### Data listing

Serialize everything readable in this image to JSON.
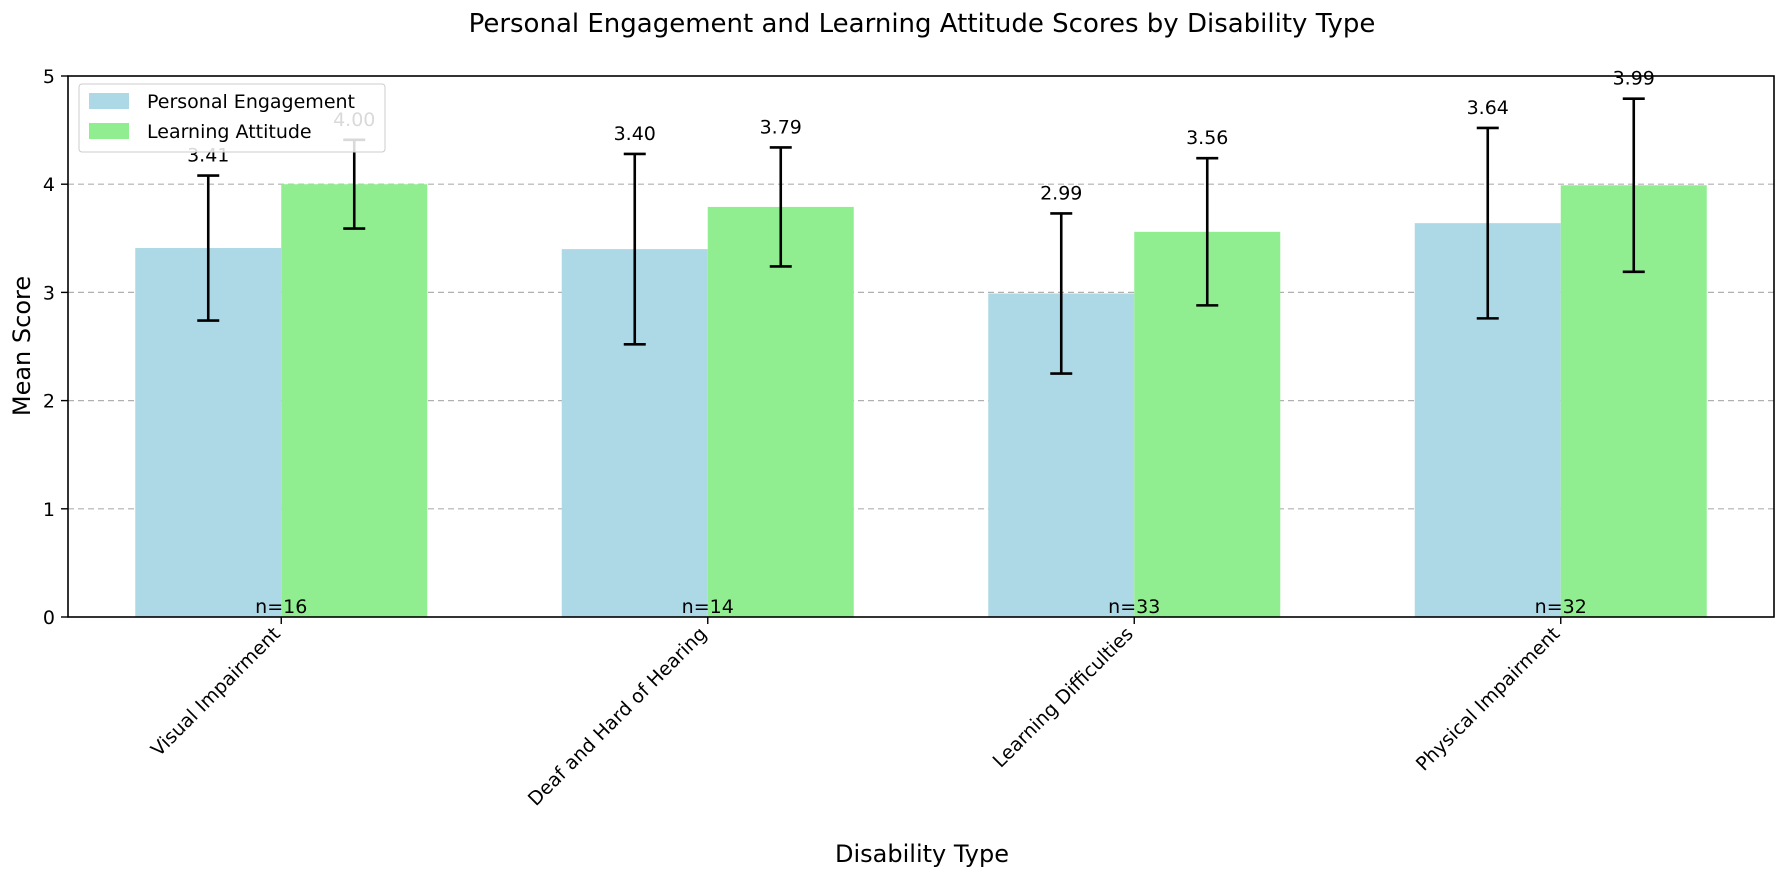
{
  "chart_data": {
    "type": "bar",
    "title": "Personal Engagement and Learning Attitude Scores by Disability Type",
    "xlabel": "Disability Type",
    "ylabel": "Mean Score",
    "ylim": [
      0,
      5
    ],
    "yticks": [
      "0",
      "1",
      "2",
      "3",
      "4",
      "5"
    ],
    "grid": "horizontal-dashed",
    "legend_position": "top-left",
    "categories": [
      "Visual Impairment",
      "Deaf and Hard of Hearing",
      "Learning Difficulties",
      "Physical Impairment"
    ],
    "sample_sizes": [
      "n=16",
      "n=14",
      "n=33",
      "n=32"
    ],
    "series": [
      {
        "name": "Personal Engagement",
        "color": "#add8e6",
        "values": [
          3.41,
          3.4,
          2.99,
          3.64
        ],
        "errors": [
          0.67,
          0.88,
          0.74,
          0.88
        ],
        "labels": [
          "3.41",
          "3.40",
          "2.99",
          "3.64"
        ]
      },
      {
        "name": "Learning Attitude",
        "color": "#90ee90",
        "values": [
          4.0,
          3.79,
          3.56,
          3.99
        ],
        "errors": [
          0.41,
          0.55,
          0.68,
          0.8
        ],
        "labels": [
          "4.00",
          "3.79",
          "3.56",
          "3.99"
        ]
      }
    ]
  }
}
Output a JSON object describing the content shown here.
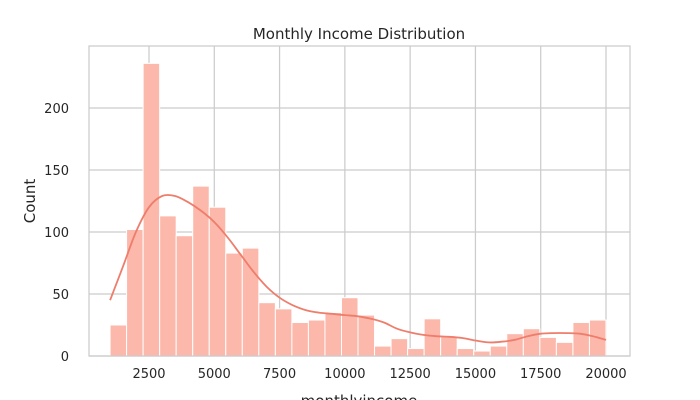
{
  "colors": {
    "bar_fill": "#fbb8ab",
    "kde_line": "#ee7d6c",
    "grid": "#cccccc"
  },
  "chart_data": {
    "type": "bar",
    "title": "Monthly Income Distribution",
    "xlabel": "monthlyincome",
    "ylabel": "Count",
    "xlim": [
      0,
      21000
    ],
    "ylim": [
      0,
      250
    ],
    "grid": true,
    "xticks": [
      2500,
      5000,
      7500,
      10000,
      12500,
      15000,
      17500,
      20000
    ],
    "xtick_labels": [
      "2500",
      "5000",
      "7500",
      "10000",
      "12500",
      "15000",
      "17500",
      "20000"
    ],
    "yticks": [
      0,
      50,
      100,
      150,
      200
    ],
    "ytick_labels": [
      "0",
      "50",
      "100",
      "150",
      "200"
    ],
    "bin_start": 1009,
    "bin_width": 633,
    "values": [
      25,
      102,
      236,
      113,
      97,
      137,
      120,
      83,
      87,
      43,
      38,
      27,
      29,
      35,
      47,
      33,
      8,
      14,
      6,
      30,
      16,
      6,
      4,
      8,
      18,
      22,
      15,
      11,
      27,
      29
    ],
    "kde": {
      "x": [
        1009,
        1500,
        2000,
        2500,
        3000,
        3500,
        4000,
        4500,
        5000,
        5500,
        6000,
        6500,
        7000,
        7500,
        8000,
        8500,
        9000,
        9500,
        10000,
        10500,
        11000,
        11500,
        12000,
        12500,
        13000,
        13500,
        14000,
        14500,
        15000,
        15500,
        16000,
        16500,
        17000,
        17500,
        18000,
        18500,
        19000,
        19500,
        19999
      ],
      "y": [
        45,
        72,
        100,
        120,
        129,
        129,
        124,
        117,
        108,
        96,
        82,
        68,
        56,
        47,
        41,
        37,
        35,
        34,
        33,
        32,
        30,
        27,
        22,
        19,
        17,
        16,
        15.5,
        14.5,
        12.5,
        11,
        11.5,
        13,
        16,
        18,
        18.5,
        18.5,
        18,
        16,
        13
      ]
    }
  }
}
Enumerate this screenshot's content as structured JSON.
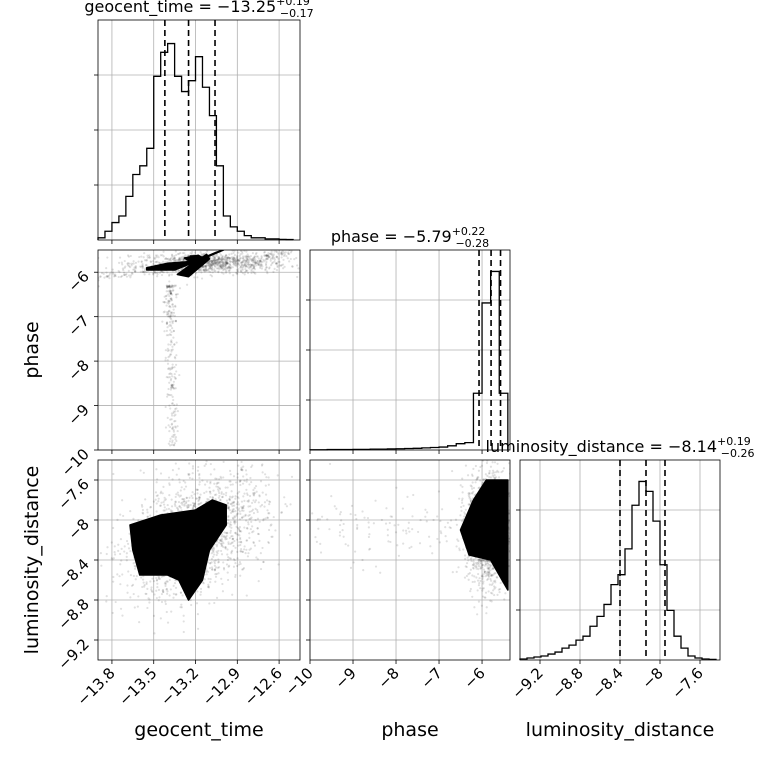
{
  "chart_data": [
    {
      "type": "histogram",
      "panel": "geocent_time",
      "title": "geocent_time = −13.25",
      "title_sup": "+0.19",
      "title_sub": "−0.17",
      "xlim": [
        -13.9,
        -12.45
      ],
      "quantiles": [
        -13.42,
        -13.25,
        -13.06
      ],
      "bins": [
        -13.9,
        -13.85,
        -13.8,
        -13.75,
        -13.7,
        -13.65,
        -13.6,
        -13.55,
        -13.5,
        -13.45,
        -13.4,
        -13.35,
        -13.3,
        -13.25,
        -13.2,
        -13.15,
        -13.1,
        -13.05,
        -13.0,
        -12.95,
        -12.9,
        -12.85,
        -12.8,
        -12.75,
        -12.7,
        -12.65,
        -12.6,
        -12.55,
        -12.5
      ],
      "counts": [
        0.01,
        0.04,
        0.08,
        0.11,
        0.2,
        0.3,
        0.34,
        0.42,
        0.75,
        0.86,
        0.9,
        0.75,
        0.68,
        0.73,
        0.84,
        0.7,
        0.57,
        0.34,
        0.11,
        0.06,
        0.04,
        0.02,
        0.01,
        0.01,
        0.005,
        0.005,
        0.003,
        0.002
      ],
      "grid": true
    },
    {
      "type": "scatter",
      "panel": "phase vs geocent_time",
      "xlabel": "",
      "ylabel": "phase",
      "xlim": [
        -13.9,
        -12.45
      ],
      "ylim": [
        -10.0,
        -5.5
      ],
      "yticks": [
        -6,
        -7,
        -8,
        -9,
        -10
      ],
      "density_peak": {
        "x": -13.22,
        "y": -5.7
      },
      "grid": true
    },
    {
      "type": "histogram",
      "panel": "phase",
      "title": "phase = −5.79",
      "title_sup": "+0.22",
      "title_sub": "−0.28",
      "xlim": [
        -10.0,
        -5.35
      ],
      "quantiles": [
        -6.07,
        -5.79,
        -5.57
      ],
      "bins": [
        -10.0,
        -9.8,
        -9.6,
        -9.4,
        -9.2,
        -9.0,
        -8.8,
        -8.6,
        -8.4,
        -8.2,
        -8.0,
        -7.8,
        -7.6,
        -7.4,
        -7.2,
        -7.0,
        -6.8,
        -6.6,
        -6.4,
        -6.2,
        -6.0,
        -5.8,
        -5.6,
        -5.4
      ],
      "counts": [
        0.001,
        0.001,
        0.002,
        0.002,
        0.002,
        0.003,
        0.003,
        0.004,
        0.004,
        0.005,
        0.006,
        0.007,
        0.008,
        0.01,
        0.012,
        0.014,
        0.02,
        0.03,
        0.035,
        0.27,
        0.7,
        0.85,
        0.27
      ],
      "grid": true
    },
    {
      "type": "scatter",
      "panel": "luminosity_distance vs geocent_time",
      "xlabel": "geocent_time",
      "ylabel": "luminosity_distance",
      "xlim": [
        -13.9,
        -12.45
      ],
      "ylim": [
        -9.4,
        -7.4
      ],
      "xticks": [
        -13.8,
        -13.5,
        -13.2,
        -12.9,
        -12.6
      ],
      "yticks": [
        -7.6,
        -8.0,
        -8.4,
        -8.8,
        -9.2
      ],
      "density_peak": {
        "x": -13.33,
        "y": -8.16
      },
      "grid": true
    },
    {
      "type": "scatter",
      "panel": "luminosity_distance vs phase",
      "xlabel": "phase",
      "ylabel": "",
      "xlim": [
        -10.0,
        -5.35
      ],
      "ylim": [
        -9.4,
        -7.4
      ],
      "xticks": [
        -10,
        -9,
        -8,
        -7,
        -6
      ],
      "density_peak": {
        "x": -5.95,
        "y": -8.08
      },
      "grid": true
    },
    {
      "type": "histogram",
      "panel": "luminosity_distance",
      "title": "luminosity_distance = −8.14",
      "title_sup": "+0.19",
      "title_sub": "−0.26",
      "xlabel": "luminosity_distance",
      "xlim": [
        -9.4,
        -7.4
      ],
      "xticks": [
        -9.2,
        -8.8,
        -8.4,
        -8.0,
        -7.6
      ],
      "quantiles": [
        -8.4,
        -8.14,
        -7.95
      ],
      "bins": [
        -9.4,
        -9.33,
        -9.26,
        -9.19,
        -9.12,
        -9.05,
        -8.98,
        -8.91,
        -8.84,
        -8.77,
        -8.7,
        -8.63,
        -8.56,
        -8.49,
        -8.42,
        -8.35,
        -8.28,
        -8.21,
        -8.14,
        -8.07,
        -8.0,
        -7.93,
        -7.86,
        -7.79,
        -7.72,
        -7.65,
        -7.58,
        -7.51,
        -7.44
      ],
      "counts": [
        0.005,
        0.01,
        0.015,
        0.02,
        0.03,
        0.04,
        0.06,
        0.075,
        0.1,
        0.12,
        0.17,
        0.22,
        0.28,
        0.38,
        0.43,
        0.56,
        0.78,
        0.9,
        0.85,
        0.7,
        0.48,
        0.25,
        0.12,
        0.06,
        0.02,
        0.01,
        0.005,
        0.003
      ],
      "grid": true
    }
  ]
}
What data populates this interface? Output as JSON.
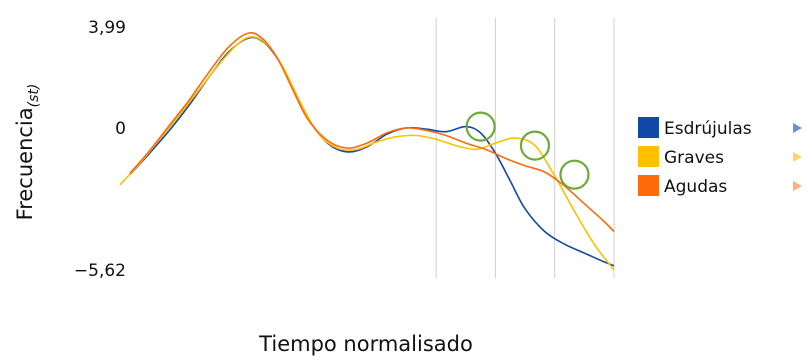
{
  "chart_data": {
    "type": "line",
    "title": "",
    "xlabel": "Tiempo normalisado",
    "ylabel": "Frecuencia",
    "ylabel_subscript": "(st)",
    "ylim": [
      -5.62,
      3.99
    ],
    "y_ticks": [
      {
        "value": 3.99,
        "label": "3,99"
      },
      {
        "value": 0,
        "label": "0"
      },
      {
        "value": -5.62,
        "label": "−5,62"
      }
    ],
    "xlim": [
      0,
      100
    ],
    "vertical_gridlines_x": [
      64,
      76,
      88,
      100
    ],
    "legend_position": "right",
    "series": [
      {
        "name": "Esdrújulas",
        "color": "#1049a8",
        "x": [
          2,
          6,
          10,
          14,
          18,
          22,
          26,
          29,
          32,
          35,
          38,
          42,
          46,
          50,
          54,
          58,
          62,
          66,
          70,
          73,
          76,
          79,
          82,
          86,
          90,
          94,
          98,
          100
        ],
        "y": [
          -1.85,
          -1.0,
          -0.1,
          0.9,
          2.0,
          3.0,
          3.55,
          3.4,
          2.7,
          1.6,
          0.4,
          -0.6,
          -0.95,
          -0.75,
          -0.25,
          0.0,
          -0.05,
          -0.15,
          0.05,
          -0.2,
          -1.0,
          -2.1,
          -3.2,
          -4.1,
          -4.6,
          -4.95,
          -5.3,
          -5.45
        ]
      },
      {
        "name": "Graves",
        "color": "#ffc000",
        "x": [
          0,
          4,
          8,
          12,
          16,
          20,
          24,
          27,
          30,
          33,
          36,
          40,
          44,
          48,
          52,
          56,
          60,
          64,
          68,
          72,
          76,
          80,
          84,
          88,
          92,
          96,
          100
        ],
        "y": [
          -2.25,
          -1.4,
          -0.45,
          0.5,
          1.5,
          2.5,
          3.35,
          3.6,
          3.25,
          2.4,
          1.2,
          -0.2,
          -0.8,
          -0.85,
          -0.55,
          -0.35,
          -0.3,
          -0.45,
          -0.7,
          -0.85,
          -0.6,
          -0.4,
          -0.7,
          -1.9,
          -3.3,
          -4.6,
          -5.62
        ]
      },
      {
        "name": "Agudas",
        "color": "#ff6a0a",
        "x": [
          2,
          6,
          10,
          14,
          18,
          22,
          26,
          29,
          32,
          35,
          38,
          42,
          46,
          50,
          54,
          58,
          62,
          66,
          70,
          74,
          78,
          82,
          86,
          90,
          94,
          98,
          100
        ],
        "y": [
          -1.8,
          -0.9,
          0.1,
          1.1,
          2.2,
          3.2,
          3.75,
          3.5,
          2.7,
          1.5,
          0.35,
          -0.5,
          -0.8,
          -0.6,
          -0.2,
          0.0,
          -0.1,
          -0.3,
          -0.6,
          -0.85,
          -1.2,
          -1.5,
          -1.75,
          -2.3,
          -3.0,
          -3.7,
          -4.1
        ]
      }
    ],
    "highlight_circles": [
      {
        "x": 73,
        "y": 0.05
      },
      {
        "x": 84,
        "y": -0.7
      },
      {
        "x": 92,
        "y": -1.85
      }
    ],
    "highlight_color": "#70a83c",
    "legend_arrow_color": "#a9c4e6",
    "legend_arrow_colors": [
      "#6d8fd0",
      "#ffd766",
      "#ffb07a"
    ]
  }
}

######

■ **Task instructions**
Where a line in the entries holds "Impairment", copy that line.

■ **Complete output**
      "Visual Impairment",
      "Physical Impairment"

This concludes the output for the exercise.